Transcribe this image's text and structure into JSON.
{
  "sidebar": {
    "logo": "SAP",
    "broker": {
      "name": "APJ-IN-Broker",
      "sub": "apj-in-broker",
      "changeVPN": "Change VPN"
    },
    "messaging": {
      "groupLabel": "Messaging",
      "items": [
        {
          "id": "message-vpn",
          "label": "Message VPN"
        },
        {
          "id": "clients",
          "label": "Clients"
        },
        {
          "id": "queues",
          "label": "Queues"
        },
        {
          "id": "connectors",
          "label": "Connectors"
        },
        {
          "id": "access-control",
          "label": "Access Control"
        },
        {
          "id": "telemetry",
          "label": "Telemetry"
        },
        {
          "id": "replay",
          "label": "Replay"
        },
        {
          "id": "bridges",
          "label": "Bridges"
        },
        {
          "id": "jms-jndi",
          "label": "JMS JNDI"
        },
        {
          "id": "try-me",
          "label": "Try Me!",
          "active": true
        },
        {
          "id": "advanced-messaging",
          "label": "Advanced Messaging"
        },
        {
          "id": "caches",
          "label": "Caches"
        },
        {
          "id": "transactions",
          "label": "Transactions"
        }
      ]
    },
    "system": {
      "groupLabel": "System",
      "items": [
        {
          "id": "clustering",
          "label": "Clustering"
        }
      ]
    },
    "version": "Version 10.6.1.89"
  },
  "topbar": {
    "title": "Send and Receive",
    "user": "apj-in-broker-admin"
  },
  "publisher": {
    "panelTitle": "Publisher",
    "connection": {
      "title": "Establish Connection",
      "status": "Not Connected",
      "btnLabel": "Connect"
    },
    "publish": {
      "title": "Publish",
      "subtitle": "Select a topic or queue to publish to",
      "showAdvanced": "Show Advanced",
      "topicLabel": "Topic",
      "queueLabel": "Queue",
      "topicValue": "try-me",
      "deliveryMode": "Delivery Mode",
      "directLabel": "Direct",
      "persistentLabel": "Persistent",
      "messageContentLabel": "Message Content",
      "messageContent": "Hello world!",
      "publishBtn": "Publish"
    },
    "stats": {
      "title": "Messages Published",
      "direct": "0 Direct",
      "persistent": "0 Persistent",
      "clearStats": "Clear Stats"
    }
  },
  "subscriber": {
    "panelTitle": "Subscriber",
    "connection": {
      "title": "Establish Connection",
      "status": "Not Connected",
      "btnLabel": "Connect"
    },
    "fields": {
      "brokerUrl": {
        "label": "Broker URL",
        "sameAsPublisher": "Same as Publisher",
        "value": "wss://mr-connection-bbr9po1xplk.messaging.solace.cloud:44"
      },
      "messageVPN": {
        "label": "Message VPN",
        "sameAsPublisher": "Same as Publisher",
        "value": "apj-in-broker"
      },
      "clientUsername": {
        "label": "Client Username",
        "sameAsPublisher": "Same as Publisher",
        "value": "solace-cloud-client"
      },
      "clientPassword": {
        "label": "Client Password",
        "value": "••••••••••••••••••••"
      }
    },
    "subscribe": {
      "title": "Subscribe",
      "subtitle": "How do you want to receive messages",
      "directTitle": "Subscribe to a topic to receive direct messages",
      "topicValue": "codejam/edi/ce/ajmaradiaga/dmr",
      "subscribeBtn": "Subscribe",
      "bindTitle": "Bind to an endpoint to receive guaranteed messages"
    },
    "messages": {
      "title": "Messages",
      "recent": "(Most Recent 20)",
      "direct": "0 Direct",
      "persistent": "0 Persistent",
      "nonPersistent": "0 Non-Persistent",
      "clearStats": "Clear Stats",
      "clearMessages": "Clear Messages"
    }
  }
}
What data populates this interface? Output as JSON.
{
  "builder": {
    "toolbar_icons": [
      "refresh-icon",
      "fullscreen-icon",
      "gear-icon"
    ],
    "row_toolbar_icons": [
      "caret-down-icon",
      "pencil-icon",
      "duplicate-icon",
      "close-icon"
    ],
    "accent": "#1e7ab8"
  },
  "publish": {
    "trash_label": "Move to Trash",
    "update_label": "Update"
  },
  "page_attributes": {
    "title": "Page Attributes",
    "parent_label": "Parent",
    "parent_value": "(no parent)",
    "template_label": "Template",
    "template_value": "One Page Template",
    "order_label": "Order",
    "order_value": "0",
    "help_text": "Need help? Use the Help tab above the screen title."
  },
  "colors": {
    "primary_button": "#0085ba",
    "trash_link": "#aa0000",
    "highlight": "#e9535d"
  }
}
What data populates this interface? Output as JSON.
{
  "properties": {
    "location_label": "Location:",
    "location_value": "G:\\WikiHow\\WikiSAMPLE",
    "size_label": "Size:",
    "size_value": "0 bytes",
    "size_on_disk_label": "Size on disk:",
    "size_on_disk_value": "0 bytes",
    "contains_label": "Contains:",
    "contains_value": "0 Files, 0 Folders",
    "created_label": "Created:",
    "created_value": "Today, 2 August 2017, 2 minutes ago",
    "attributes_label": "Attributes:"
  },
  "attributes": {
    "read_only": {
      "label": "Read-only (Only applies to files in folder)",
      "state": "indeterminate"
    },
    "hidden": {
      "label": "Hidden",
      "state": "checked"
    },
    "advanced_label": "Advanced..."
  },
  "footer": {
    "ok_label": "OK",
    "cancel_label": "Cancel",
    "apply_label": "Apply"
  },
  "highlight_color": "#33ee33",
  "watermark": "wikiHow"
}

> Exercise aim
Extract every record and return it verbatim.

> Solution to this exercise
Transcribe this image's text and structure into JSON.
{
  "sidebar": {
    "logo": "SAP",
    "broker": {
      "name": "APJ-IN-Broker",
      "sub": "apj-in-broker",
      "changeVPN": "Change VPN"
    },
    "messaging": {
      "groupLabel": "Messaging",
      "items": [
        {
          "id": "message-vpn",
          "label": "Message VPN"
        },
        {
          "id": "clients",
          "label": "Clients"
        },
        {
          "id": "queues",
          "label": "Queues"
        },
        {
          "id": "connectors",
          "label": "Connectors"
        },
        {
          "id": "access-control",
          "label": "Access Control"
        },
        {
          "id": "telemetry",
          "label": "Telemetry"
        },
        {
          "id": "replay",
          "label": "Replay"
        },
        {
          "id": "bridges",
          "label": "Bridges"
        },
        {
          "id": "jms-jndi",
          "label": "JMS JNDI"
        },
        {
          "id": "try-me",
          "label": "Try Me!",
          "active": true
        },
        {
          "id": "advanced-messaging",
          "label": "Advanced Messaging"
        },
        {
          "id": "caches",
          "label": "Caches"
        },
        {
          "id": "transactions",
          "label": "Transactions"
        }
      ]
    },
    "system": {
      "groupLabel": "System",
      "items": [
        {
          "id": "clustering",
          "label": "Clustering"
        }
      ]
    },
    "version": "Version 10.6.1.89"
  },
  "topbar": {
    "title": "Send and Receive",
    "user": "apj-in-broker-admin"
  },
  "publisher": {
    "panelTitle": "Publisher",
    "connection": {
      "title": "Establish Connection",
      "status": "Not Connected",
      "btnLabel": "Connect"
    },
    "publish": {
      "title": "Publish",
      "subtitle": "Select a topic or queue to publish to",
      "showAdvanced": "Show Advanced",
      "topicLabel": "Topic",
      "queueLabel": "Queue",
      "topicValue": "try-me",
      "deliveryMode": "Delivery Mode",
      "directLabel": "Direct",
      "persistentLabel": "Persistent",
      "messageContentLabel": "Message Content",
      "messageContent": "Hello world!",
      "publishBtn": "Publish"
    },
    "stats": {
      "title": "Messages Published",
      "direct": "0 Direct",
      "persistent": "0 Persistent",
      "clearStats": "Clear Stats"
    }
  },
  "subscriber": {
    "panelTitle": "Subscriber",
    "connection": {
      "title": "Establish Connection",
      "status": "Not Connected",
      "btnLabel": "Connect"
    },
    "fields": {
      "brokerUrl": {
        "label": "Broker URL",
        "sameAsPublisher": "Same as Publisher",
        "value": "wss://mr-connection-bbr9po1xplk.messaging.solace.cloud:44"
      },
      "messageVPN": {
        "label": "Message VPN",
        "sameAsPublisher": "Same as Publisher",
        "value": "apj-in-broker"
      },
      "clientUsername": {
        "label": "Client Username",
        "sameAsPublisher": "Same as Publisher",
        "value": "solace-cloud-client"
      },
      "clientPassword": {
        "label": "Client Password",
        "value": "••••••••••••••••••••"
      }
    },
    "subscribe": {
      "title": "Subscribe",
      "subtitle": "How do you want to receive messages",
      "directTitle": "Subscribe to a topic to receive direct messages",
      "topicValue": "codejam/edi/ce/ajmaradiaga/dmr",
      "subscribeBtn": "Subscribe",
      "bindTitle": "Bind to an endpoint to receive guaranteed messages"
    },
    "messages": {
      "title": "Messages",
      "recent": "(Most Recent 20)",
      "direct": "0 Direct",
      "persistent": "0 Persistent",
      "nonPersistent": "0 Non-Persistent",
      "clearStats": "Clear Stats",
      "clearMessages": "Clear Messages"
    }
  }
}
What data populates this interface? Output as JSON.
{
  "builder": {
    "toolbar_icons": [
      "refresh-icon",
      "fullscreen-icon",
      "gear-icon"
    ],
    "row_toolbar_icons": [
      "caret-down-icon",
      "pencil-icon",
      "duplicate-icon",
      "close-icon"
    ],
    "accent": "#1e7ab8"
  },
  "publish": {
    "trash_label": "Move to Trash",
    "update_label": "Update"
  },
  "page_attributes": {
    "title": "Page Attributes",
    "parent_label": "Parent",
    "parent_value": "(no parent)",
    "template_label": "Template",
    "template_value": "One Page Template",
    "order_label": "Order",
    "order_value": "0",
    "help_text": "Need help? Use the Help tab above the screen title."
  },
  "colors": {
    "primary_button": "#0085ba",
    "trash_link": "#aa0000",
    "highlight": "#e9535d"
  }
}
What data populates this interface? Output as JSON.
{
  "properties": {
    "location_label": "Location:",
    "location_value": "G:\\WikiHow\\WikiSAMPLE",
    "size_label": "Size:",
    "size_value": "0 bytes",
    "size_on_disk_label": "Size on disk:",
    "size_on_disk_value": "0 bytes",
    "contains_label": "Contains:",
    "contains_value": "0 Files, 0 Folders",
    "created_label": "Created:",
    "created_value": "Today, 2 August 2017, 2 minutes ago",
    "attributes_label": "Attributes:"
  },
  "attributes": {
    "read_only": {
      "label": "Read-only (Only applies to files in folder)",
      "state": "indeterminate"
    },
    "hidden": {
      "label": "Hidden",
      "state": "checked"
    },
    "advanced_label": "Advanced..."
  },
  "footer": {
    "ok_label": "OK",
    "cancel_label": "Cancel",
    "apply_label": "Apply"
  },
  "highlight_color": "#33ee33",
  "watermark": "wikiHow"
}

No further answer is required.